(CHALLENGE):
Quote the listing below in full and exactly as written, but omit every picture.

(Dataset records):
====
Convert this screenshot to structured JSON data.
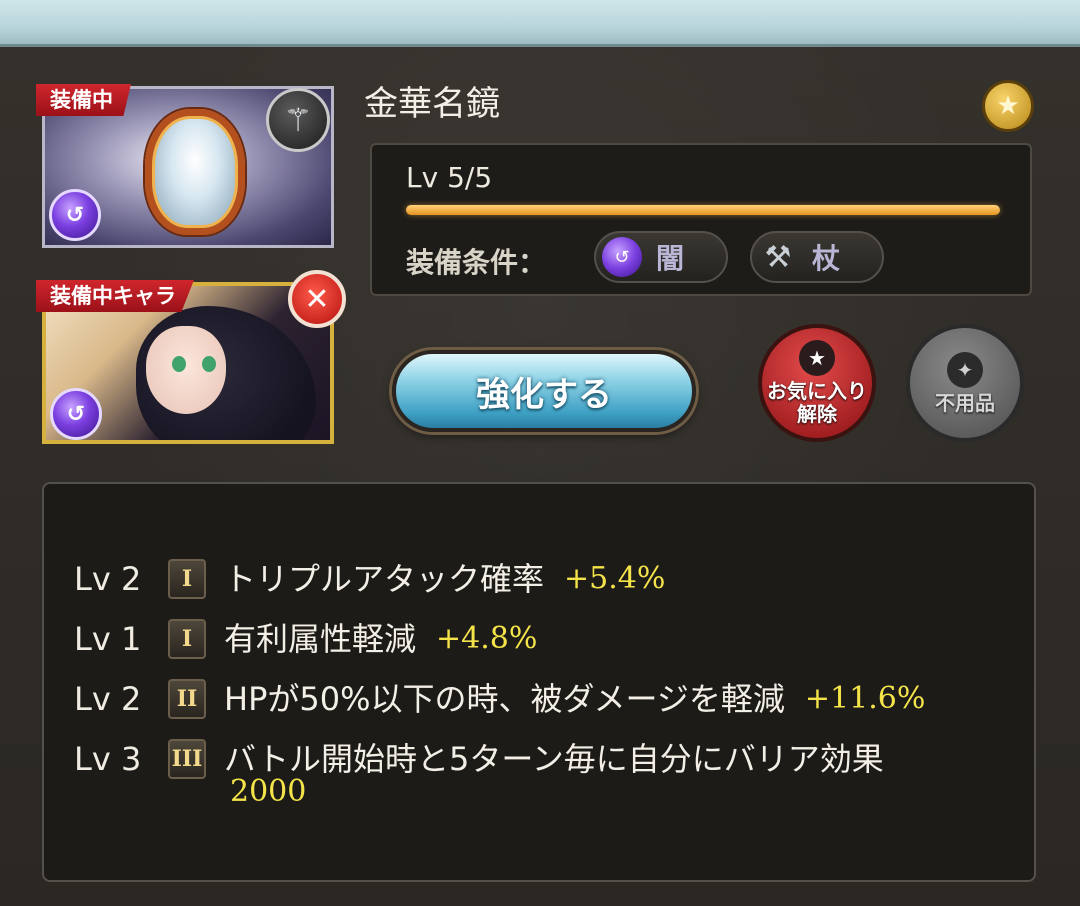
{
  "weapon": {
    "name": "金華名鏡",
    "equipped_label": "装備中",
    "equipped_char_label": "装備中キャラ",
    "level_text": "Lv 5/5",
    "level_progress": 1.0,
    "requirements_label": "装備条件：",
    "requirements": [
      {
        "icon": "dark-element-icon",
        "label": "闇"
      },
      {
        "icon": "staff-icon",
        "label": "杖"
      }
    ]
  },
  "buttons": {
    "enhance": "強化する",
    "unfavorite": "お気に入り\n解除",
    "unneeded": "不用品"
  },
  "skills": [
    {
      "lv": "Lv 2",
      "rank": "I",
      "text": "トリプルアタック確率",
      "value": "+5.4%"
    },
    {
      "lv": "Lv 1",
      "rank": "I",
      "text": "有利属性軽減",
      "value": "+4.8%"
    },
    {
      "lv": "Lv 2",
      "rank": "II",
      "text": "HPが50%以下の時、被ダメージを軽減",
      "value": "+11.6%"
    },
    {
      "lv": "Lv 3",
      "rank": "III",
      "text": "バトル開始時と5ターン毎に自分にバリア効果",
      "value": "2000"
    }
  ],
  "colors": {
    "accent_red": "#c81e25",
    "value_yellow": "#f4e44a",
    "dark_element": "#7b3fe0",
    "enhance_blue": "#3ea0c4"
  }
}
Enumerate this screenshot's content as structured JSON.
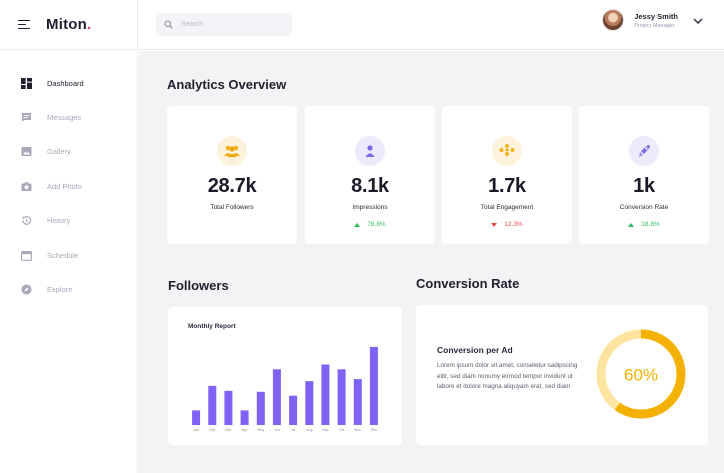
{
  "brand": {
    "name": "Miton",
    "dot": "."
  },
  "sidebar": {
    "items": [
      {
        "label": "Dashboard",
        "icon": "dashboard-icon",
        "active": true
      },
      {
        "label": "Messages",
        "icon": "message-icon",
        "active": false
      },
      {
        "label": "Gallery",
        "icon": "image-icon",
        "active": false
      },
      {
        "label": "Add Photo",
        "icon": "camera-icon",
        "active": false
      },
      {
        "label": "History",
        "icon": "history-icon",
        "active": false
      },
      {
        "label": "Schedule",
        "icon": "calendar-icon",
        "active": false
      },
      {
        "label": "Explore",
        "icon": "compass-icon",
        "active": false
      }
    ]
  },
  "header": {
    "search_placeholder": "Search",
    "user": {
      "name": "Jessy Smith",
      "role": "Project Manager"
    }
  },
  "main": {
    "title": "Analytics Overview",
    "stats": [
      {
        "value": "28.7k",
        "label": "Total Followers",
        "delta": "",
        "trend": "none",
        "icon": "users-icon",
        "icon_bg": "#fdf3dc",
        "icon_color": "#f1b51c"
      },
      {
        "value": "8.1k",
        "label": "Impressions",
        "delta": "78.8%",
        "trend": "up",
        "icon": "person-icon",
        "icon_bg": "#ecebfb",
        "icon_color": "#7b68e8"
      },
      {
        "value": "1.7k",
        "label": "Total Engagement",
        "delta": "12.3%",
        "trend": "down",
        "icon": "group-icon",
        "icon_bg": "#fdf3dc",
        "icon_color": "#f1b51c"
      },
      {
        "value": "1k",
        "label": "Conversion Rate",
        "delta": "18.8%",
        "trend": "up",
        "icon": "rocket-icon",
        "icon_bg": "#ecebfb",
        "icon_color": "#7b68e8"
      }
    ],
    "followers_title": "Followers",
    "conversion_title": "Conversion Rate"
  },
  "chart_data": {
    "type": "bar",
    "title": "Monthly Report",
    "categories": [
      "Jan",
      "Feb",
      "Mar",
      "Apr",
      "May",
      "Jun",
      "Jul",
      "Aug",
      "Sep",
      "Oct",
      "Nov",
      "Dec"
    ],
    "values": [
      15,
      40,
      35,
      15,
      34,
      57,
      30,
      45,
      62,
      57,
      47,
      80
    ],
    "ylim": [
      0,
      85
    ],
    "grid": false,
    "bar_color": "#7e63f4"
  },
  "conversion": {
    "heading": "Conversion per Ad",
    "text": "Lorem ipsum dolor sit amet, consetetur sadipscing elitr, sed diam nonumy eirmod tempor invidunt ut labore et dolore magna aliquyam erat, sed diam",
    "percent": 60,
    "percent_label": "60%",
    "color": "#f5b100",
    "track_color": "#fde4a0"
  },
  "colors": {
    "up": "#2dbd5f",
    "down": "#e74c4c",
    "accent": "#7e63f4",
    "brand_dot": "#e4405f"
  }
}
====
(RESULT):
Convert this screenshot to structured JSON data.
{
  "weapon": {
    "name": "金華名鏡",
    "equipped_label": "装備中",
    "equipped_char_label": "装備中キャラ",
    "level_text": "Lv 5/5",
    "level_progress": 1.0,
    "requirements_label": "装備条件：",
    "requirements": [
      {
        "icon": "dark-element-icon",
        "label": "闇"
      },
      {
        "icon": "staff-icon",
        "label": "杖"
      }
    ]
  },
  "buttons": {
    "enhance": "強化する",
    "unfavorite": "お気に入り\n解除",
    "unneeded": "不用品"
  },
  "skills": [
    {
      "lv": "Lv 2",
      "rank": "I",
      "text": "トリプルアタック確率",
      "value": "+5.4%"
    },
    {
      "lv": "Lv 1",
      "rank": "I",
      "text": "有利属性軽減",
      "value": "+4.8%"
    },
    {
      "lv": "Lv 2",
      "rank": "II",
      "text": "HPが50%以下の時、被ダメージを軽減",
      "value": "+11.6%"
    },
    {
      "lv": "Lv 3",
      "rank": "III",
      "text": "バトル開始時と5ターン毎に自分にバリア効果",
      "value": "2000"
    }
  ],
  "colors": {
    "accent_red": "#c81e25",
    "value_yellow": "#f4e44a",
    "dark_element": "#7b3fe0",
    "enhance_blue": "#3ea0c4"
  }
}
Enumerate this screenshot's content as structured JSON.
{
  "brand": {
    "name": "Miton",
    "dot": "."
  },
  "sidebar": {
    "items": [
      {
        "label": "Dashboard",
        "icon": "dashboard-icon",
        "active": true
      },
      {
        "label": "Messages",
        "icon": "message-icon",
        "active": false
      },
      {
        "label": "Gallery",
        "icon": "image-icon",
        "active": false
      },
      {
        "label": "Add Photo",
        "icon": "camera-icon",
        "active": false
      },
      {
        "label": "History",
        "icon": "history-icon",
        "active": false
      },
      {
        "label": "Schedule",
        "icon": "calendar-icon",
        "active": false
      },
      {
        "label": "Explore",
        "icon": "compass-icon",
        "active": false
      }
    ]
  },
  "header": {
    "search_placeholder": "Search",
    "user": {
      "name": "Jessy Smith",
      "role": "Project Manager"
    }
  },
  "main": {
    "title": "Analytics Overview",
    "stats": [
      {
        "value": "28.7k",
        "label": "Total Followers",
        "delta": "",
        "trend": "none",
        "icon": "users-icon",
        "icon_bg": "#fdf3dc",
        "icon_color": "#f1b51c"
      },
      {
        "value": "8.1k",
        "label": "Impressions",
        "delta": "78.8%",
        "trend": "up",
        "icon": "person-icon",
        "icon_bg": "#ecebfb",
        "icon_color": "#7b68e8"
      },
      {
        "value": "1.7k",
        "label": "Total Engagement",
        "delta": "12.3%",
        "trend": "down",
        "icon": "group-icon",
        "icon_bg": "#fdf3dc",
        "icon_color": "#f1b51c"
      },
      {
        "value": "1k",
        "label": "Conversion Rate",
        "delta": "18.8%",
        "trend": "up",
        "icon": "rocket-icon",
        "icon_bg": "#ecebfb",
        "icon_color": "#7b68e8"
      }
    ],
    "followers_title": "Followers",
    "conversion_title": "Conversion Rate"
  },
  "chart_data": {
    "type": "bar",
    "title": "Monthly Report",
    "categories": [
      "Jan",
      "Feb",
      "Mar",
      "Apr",
      "May",
      "Jun",
      "Jul",
      "Aug",
      "Sep",
      "Oct",
      "Nov",
      "Dec"
    ],
    "values": [
      15,
      40,
      35,
      15,
      34,
      57,
      30,
      45,
      62,
      57,
      47,
      80
    ],
    "ylim": [
      0,
      85
    ],
    "grid": false,
    "bar_color": "#7e63f4"
  },
  "conversion": {
    "heading": "Conversion per Ad",
    "text": "Lorem ipsum dolor sit amet, consetetur sadipscing elitr, sed diam nonumy eirmod tempor invidunt ut labore et dolore magna aliquyam erat, sed diam",
    "percent": 60,
    "percent_label": "60%",
    "color": "#f5b100",
    "track_color": "#fde4a0"
  },
  "colors": {
    "up": "#2dbd5f",
    "down": "#e74c4c",
    "accent": "#7e63f4",
    "brand_dot": "#e4405f"
  }
}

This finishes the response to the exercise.